Directions for this task
Keep every line where the word "Максимальна" appears; drop the rest.
**** Records to use ****
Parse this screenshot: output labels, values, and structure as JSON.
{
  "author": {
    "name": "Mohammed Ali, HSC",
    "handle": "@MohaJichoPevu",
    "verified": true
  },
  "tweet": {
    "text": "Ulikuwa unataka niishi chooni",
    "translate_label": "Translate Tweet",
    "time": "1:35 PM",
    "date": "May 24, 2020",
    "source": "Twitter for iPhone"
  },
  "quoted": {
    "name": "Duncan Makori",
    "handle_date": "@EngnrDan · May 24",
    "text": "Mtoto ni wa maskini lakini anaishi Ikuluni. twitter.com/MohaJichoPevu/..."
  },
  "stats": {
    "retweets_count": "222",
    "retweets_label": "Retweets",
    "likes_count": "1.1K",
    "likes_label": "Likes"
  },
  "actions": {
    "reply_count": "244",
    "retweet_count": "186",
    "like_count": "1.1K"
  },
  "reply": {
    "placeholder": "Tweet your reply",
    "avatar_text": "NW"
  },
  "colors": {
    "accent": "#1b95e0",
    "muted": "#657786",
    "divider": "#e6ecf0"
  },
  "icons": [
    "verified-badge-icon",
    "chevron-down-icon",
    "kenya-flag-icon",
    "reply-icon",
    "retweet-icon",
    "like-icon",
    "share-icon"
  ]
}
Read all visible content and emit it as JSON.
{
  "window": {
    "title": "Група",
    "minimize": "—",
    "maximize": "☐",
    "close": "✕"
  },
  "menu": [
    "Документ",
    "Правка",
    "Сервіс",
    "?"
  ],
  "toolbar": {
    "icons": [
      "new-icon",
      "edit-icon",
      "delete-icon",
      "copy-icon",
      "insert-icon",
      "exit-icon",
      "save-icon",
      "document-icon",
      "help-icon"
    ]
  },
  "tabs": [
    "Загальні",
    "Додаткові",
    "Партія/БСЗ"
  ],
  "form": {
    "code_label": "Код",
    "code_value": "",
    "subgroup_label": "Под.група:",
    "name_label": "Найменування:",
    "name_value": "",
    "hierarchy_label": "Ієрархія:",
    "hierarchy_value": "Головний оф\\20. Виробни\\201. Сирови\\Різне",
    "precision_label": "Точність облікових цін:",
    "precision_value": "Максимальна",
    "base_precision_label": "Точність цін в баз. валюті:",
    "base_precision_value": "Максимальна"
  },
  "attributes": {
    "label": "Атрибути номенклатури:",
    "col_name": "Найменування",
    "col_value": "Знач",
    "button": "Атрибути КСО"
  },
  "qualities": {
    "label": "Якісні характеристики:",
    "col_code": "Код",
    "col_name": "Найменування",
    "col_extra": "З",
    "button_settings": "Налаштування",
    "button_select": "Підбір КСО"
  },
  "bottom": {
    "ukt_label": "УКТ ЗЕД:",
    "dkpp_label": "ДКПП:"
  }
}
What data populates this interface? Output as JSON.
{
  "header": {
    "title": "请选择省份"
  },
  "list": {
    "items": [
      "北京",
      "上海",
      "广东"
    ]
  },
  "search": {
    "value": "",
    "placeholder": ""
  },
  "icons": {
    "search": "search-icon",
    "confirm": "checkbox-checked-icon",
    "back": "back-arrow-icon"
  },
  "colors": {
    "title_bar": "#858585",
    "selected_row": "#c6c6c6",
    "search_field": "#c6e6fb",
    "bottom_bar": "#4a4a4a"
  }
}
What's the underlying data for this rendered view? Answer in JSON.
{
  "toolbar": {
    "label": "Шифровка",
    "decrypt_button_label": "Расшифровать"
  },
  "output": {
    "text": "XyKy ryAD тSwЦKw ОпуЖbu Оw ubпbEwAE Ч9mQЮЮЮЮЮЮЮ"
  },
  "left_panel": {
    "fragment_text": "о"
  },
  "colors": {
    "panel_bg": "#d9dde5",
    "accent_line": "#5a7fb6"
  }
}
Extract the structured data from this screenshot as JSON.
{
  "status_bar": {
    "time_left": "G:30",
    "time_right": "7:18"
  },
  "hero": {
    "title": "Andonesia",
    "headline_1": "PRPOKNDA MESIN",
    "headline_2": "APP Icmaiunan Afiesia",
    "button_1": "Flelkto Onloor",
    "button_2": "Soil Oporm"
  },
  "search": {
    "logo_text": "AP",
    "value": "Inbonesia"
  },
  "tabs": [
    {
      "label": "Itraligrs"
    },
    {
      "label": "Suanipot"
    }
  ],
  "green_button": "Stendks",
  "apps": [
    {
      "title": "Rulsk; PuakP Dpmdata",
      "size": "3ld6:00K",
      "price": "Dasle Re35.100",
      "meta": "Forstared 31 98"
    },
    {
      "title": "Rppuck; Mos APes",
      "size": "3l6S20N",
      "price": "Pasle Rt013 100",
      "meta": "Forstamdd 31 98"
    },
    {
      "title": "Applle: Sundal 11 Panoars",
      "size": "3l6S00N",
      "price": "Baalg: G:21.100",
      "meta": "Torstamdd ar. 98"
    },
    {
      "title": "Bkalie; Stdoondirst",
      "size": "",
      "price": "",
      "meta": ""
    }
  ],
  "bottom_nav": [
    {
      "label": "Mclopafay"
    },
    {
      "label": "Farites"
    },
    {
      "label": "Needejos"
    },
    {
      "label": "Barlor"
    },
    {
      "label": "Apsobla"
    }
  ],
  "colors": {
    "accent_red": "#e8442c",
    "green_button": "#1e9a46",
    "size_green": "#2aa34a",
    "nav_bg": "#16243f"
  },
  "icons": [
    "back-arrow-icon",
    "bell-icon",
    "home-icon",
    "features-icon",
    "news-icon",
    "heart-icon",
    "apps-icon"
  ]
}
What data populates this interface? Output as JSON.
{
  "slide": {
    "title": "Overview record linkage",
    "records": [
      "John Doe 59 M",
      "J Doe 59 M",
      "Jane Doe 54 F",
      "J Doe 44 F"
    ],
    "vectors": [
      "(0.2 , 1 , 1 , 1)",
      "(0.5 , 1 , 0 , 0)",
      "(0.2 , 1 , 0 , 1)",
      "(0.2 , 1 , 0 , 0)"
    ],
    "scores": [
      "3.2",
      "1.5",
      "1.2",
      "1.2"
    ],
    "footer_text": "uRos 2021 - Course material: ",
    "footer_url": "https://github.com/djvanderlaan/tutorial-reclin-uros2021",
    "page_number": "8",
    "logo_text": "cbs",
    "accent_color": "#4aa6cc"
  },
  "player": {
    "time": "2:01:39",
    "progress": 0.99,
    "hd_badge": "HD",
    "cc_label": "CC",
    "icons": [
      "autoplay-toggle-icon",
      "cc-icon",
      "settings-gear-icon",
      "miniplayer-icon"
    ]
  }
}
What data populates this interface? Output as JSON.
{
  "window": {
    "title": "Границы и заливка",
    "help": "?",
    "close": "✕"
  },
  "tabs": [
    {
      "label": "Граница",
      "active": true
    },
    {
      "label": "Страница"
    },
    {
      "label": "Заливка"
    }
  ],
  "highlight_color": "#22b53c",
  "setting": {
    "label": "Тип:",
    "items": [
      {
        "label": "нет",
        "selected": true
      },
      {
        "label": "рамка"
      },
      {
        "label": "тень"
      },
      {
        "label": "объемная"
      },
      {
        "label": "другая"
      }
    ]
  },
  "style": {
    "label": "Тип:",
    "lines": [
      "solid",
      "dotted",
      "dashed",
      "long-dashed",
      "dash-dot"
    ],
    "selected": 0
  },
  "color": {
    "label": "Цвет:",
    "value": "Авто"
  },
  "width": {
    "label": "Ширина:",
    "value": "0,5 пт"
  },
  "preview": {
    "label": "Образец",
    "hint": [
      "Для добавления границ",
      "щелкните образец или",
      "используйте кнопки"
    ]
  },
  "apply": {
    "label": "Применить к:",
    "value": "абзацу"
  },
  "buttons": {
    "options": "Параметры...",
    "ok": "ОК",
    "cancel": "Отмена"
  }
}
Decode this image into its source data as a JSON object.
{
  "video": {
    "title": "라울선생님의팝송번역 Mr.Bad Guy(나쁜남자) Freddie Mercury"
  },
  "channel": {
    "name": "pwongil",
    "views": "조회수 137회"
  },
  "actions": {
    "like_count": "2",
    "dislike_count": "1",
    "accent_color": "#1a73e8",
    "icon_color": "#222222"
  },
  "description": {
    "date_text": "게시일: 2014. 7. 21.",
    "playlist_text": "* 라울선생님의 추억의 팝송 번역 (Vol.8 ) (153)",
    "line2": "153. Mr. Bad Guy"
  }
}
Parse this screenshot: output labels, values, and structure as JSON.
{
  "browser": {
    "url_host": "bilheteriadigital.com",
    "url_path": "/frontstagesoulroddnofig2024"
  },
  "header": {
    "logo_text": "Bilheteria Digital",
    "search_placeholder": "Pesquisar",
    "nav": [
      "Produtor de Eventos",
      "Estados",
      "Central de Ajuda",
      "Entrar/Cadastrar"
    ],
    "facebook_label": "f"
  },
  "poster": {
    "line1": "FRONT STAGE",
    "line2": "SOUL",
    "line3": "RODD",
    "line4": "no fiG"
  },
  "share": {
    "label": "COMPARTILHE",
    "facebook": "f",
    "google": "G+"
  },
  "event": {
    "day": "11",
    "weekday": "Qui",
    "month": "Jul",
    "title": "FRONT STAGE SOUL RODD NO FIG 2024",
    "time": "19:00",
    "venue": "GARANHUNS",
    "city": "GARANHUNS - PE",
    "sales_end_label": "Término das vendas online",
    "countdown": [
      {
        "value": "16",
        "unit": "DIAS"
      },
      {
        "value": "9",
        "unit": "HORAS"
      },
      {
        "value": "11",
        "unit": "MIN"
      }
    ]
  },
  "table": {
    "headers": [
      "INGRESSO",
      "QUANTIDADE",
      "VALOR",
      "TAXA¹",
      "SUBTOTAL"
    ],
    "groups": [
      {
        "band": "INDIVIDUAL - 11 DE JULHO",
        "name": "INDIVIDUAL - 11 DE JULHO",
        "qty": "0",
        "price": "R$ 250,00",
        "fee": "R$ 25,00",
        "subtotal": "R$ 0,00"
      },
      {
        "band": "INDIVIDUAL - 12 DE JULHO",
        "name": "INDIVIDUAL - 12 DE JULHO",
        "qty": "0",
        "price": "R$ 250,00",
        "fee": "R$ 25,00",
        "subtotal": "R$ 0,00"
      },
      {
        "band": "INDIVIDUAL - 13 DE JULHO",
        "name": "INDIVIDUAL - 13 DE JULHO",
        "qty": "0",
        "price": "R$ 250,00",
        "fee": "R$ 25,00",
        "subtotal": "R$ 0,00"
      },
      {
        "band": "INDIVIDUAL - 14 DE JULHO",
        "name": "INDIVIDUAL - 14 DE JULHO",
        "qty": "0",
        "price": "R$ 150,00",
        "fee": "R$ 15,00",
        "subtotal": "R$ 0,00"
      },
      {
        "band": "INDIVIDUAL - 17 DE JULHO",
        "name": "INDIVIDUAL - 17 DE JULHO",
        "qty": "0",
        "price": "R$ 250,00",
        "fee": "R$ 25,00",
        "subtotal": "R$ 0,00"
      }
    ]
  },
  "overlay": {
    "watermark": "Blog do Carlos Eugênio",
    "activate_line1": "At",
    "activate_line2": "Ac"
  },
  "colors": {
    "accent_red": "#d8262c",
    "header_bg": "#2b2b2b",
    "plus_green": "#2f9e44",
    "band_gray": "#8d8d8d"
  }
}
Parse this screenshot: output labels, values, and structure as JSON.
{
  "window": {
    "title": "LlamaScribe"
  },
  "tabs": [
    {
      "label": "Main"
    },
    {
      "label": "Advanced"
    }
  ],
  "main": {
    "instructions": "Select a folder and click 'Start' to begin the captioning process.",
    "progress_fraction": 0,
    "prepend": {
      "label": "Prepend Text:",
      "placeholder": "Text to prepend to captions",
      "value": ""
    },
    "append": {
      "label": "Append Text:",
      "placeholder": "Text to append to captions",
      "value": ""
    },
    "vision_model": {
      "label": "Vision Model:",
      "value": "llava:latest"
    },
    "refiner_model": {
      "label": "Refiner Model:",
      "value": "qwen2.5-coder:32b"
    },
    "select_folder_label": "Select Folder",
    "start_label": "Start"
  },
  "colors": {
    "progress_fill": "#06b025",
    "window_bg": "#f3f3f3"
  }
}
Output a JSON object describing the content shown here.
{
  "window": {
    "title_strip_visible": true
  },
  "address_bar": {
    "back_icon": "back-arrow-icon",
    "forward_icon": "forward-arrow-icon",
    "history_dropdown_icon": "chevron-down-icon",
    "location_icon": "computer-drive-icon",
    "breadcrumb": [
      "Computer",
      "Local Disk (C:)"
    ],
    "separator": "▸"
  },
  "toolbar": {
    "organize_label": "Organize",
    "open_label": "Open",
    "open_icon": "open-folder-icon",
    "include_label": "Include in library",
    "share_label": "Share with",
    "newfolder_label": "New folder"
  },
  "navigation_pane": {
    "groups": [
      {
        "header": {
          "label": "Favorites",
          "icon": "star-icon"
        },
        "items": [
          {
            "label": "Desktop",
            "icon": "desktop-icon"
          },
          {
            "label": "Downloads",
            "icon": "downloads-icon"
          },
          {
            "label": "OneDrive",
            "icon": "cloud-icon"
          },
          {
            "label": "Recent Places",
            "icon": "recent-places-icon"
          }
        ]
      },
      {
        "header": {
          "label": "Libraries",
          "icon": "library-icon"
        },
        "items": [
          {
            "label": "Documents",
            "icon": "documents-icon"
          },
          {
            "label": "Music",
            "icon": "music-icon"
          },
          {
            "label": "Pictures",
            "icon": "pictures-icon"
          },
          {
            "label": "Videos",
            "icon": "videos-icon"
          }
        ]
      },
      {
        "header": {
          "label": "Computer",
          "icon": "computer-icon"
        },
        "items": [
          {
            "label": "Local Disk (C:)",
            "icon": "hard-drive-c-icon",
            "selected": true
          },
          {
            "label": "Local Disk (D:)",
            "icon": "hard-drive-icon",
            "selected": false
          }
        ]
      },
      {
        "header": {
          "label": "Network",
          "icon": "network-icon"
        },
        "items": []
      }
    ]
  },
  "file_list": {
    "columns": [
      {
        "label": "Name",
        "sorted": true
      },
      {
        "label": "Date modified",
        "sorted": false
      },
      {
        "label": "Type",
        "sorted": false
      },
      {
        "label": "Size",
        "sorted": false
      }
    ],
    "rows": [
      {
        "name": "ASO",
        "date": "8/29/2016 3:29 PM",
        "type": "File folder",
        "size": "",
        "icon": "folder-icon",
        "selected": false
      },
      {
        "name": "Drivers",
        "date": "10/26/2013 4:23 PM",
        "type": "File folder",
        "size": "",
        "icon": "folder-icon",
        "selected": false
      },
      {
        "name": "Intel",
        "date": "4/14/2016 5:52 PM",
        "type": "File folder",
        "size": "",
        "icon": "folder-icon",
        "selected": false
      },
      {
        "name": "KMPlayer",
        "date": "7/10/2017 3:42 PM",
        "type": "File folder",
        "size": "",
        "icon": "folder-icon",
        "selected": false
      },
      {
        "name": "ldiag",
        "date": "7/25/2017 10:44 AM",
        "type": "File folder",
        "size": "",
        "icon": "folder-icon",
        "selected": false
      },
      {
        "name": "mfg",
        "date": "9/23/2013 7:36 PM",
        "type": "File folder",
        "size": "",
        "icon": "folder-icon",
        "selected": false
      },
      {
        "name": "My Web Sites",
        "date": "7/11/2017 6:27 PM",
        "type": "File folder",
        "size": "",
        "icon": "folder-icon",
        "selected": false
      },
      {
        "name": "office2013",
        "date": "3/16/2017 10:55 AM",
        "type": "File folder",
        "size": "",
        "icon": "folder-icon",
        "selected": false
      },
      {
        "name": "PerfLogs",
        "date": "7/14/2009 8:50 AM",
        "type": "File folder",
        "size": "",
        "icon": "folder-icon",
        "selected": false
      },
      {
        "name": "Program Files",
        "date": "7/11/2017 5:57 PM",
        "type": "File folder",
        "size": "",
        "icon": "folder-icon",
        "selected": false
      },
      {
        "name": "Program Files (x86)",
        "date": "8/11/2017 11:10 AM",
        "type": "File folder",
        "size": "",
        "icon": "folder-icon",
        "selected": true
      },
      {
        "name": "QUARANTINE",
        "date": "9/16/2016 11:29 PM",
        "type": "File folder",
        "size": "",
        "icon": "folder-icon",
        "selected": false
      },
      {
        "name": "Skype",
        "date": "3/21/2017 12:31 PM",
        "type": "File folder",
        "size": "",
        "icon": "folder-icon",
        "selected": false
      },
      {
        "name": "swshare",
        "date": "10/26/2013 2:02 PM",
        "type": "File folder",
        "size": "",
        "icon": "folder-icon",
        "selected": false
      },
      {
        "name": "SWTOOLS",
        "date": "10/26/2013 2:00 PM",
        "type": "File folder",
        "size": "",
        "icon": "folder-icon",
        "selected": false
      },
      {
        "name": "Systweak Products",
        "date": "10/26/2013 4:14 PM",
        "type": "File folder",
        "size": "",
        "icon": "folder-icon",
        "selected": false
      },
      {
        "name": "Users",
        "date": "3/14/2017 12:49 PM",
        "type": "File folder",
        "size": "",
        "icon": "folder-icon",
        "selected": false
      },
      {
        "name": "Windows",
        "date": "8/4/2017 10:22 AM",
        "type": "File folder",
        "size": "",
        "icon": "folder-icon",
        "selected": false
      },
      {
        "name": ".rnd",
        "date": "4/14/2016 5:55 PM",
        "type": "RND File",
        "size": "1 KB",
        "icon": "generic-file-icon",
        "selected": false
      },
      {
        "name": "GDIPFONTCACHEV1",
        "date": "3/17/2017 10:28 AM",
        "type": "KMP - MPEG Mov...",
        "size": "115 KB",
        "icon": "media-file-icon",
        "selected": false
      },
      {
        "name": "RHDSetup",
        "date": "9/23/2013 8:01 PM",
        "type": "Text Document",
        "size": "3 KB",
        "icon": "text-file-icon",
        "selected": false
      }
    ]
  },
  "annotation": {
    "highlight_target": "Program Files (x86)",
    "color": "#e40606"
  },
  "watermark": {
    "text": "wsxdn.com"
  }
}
****
Solution to this task
    "precision_value": "Максимальна",
    "base_precision_value": "Максимальна"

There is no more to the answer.